Direction = Each line containing the word "vconsole" must be reported.

Dataset content =
- - -
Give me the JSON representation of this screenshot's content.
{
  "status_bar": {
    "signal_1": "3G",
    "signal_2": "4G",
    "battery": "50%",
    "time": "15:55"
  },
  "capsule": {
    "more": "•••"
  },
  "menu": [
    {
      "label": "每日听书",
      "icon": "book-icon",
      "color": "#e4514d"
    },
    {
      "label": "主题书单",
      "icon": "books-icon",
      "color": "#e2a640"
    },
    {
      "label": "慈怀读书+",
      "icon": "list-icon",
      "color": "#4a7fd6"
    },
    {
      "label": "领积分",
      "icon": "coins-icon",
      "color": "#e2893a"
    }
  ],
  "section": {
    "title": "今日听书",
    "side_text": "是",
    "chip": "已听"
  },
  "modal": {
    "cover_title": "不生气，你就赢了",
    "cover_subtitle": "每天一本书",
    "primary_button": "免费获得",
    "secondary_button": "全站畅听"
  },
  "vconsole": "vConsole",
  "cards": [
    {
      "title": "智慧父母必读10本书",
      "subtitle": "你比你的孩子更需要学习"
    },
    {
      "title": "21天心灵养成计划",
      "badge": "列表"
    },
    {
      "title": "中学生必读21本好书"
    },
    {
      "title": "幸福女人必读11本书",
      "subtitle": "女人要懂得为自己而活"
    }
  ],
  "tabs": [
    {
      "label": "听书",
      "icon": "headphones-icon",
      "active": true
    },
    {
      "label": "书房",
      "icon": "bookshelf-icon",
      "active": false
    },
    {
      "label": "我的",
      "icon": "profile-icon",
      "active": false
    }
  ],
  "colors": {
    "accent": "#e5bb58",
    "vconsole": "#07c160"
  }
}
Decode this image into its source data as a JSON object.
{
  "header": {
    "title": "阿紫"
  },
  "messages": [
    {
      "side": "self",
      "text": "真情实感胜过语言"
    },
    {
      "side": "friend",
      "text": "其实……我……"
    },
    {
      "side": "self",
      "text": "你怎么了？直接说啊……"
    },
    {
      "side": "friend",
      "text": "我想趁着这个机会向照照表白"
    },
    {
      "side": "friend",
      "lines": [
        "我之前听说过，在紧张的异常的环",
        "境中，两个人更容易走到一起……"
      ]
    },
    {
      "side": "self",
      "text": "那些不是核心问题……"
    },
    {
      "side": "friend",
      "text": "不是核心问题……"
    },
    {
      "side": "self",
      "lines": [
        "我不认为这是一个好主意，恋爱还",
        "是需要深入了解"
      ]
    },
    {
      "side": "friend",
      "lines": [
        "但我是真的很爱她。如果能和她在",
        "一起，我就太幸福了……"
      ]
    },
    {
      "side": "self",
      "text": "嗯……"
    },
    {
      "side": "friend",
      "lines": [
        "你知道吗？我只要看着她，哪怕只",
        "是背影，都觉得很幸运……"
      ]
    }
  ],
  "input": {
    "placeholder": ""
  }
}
- - -
Complete answer =
  "vconsole": "vConsole",
    "vconsole": "#07c160"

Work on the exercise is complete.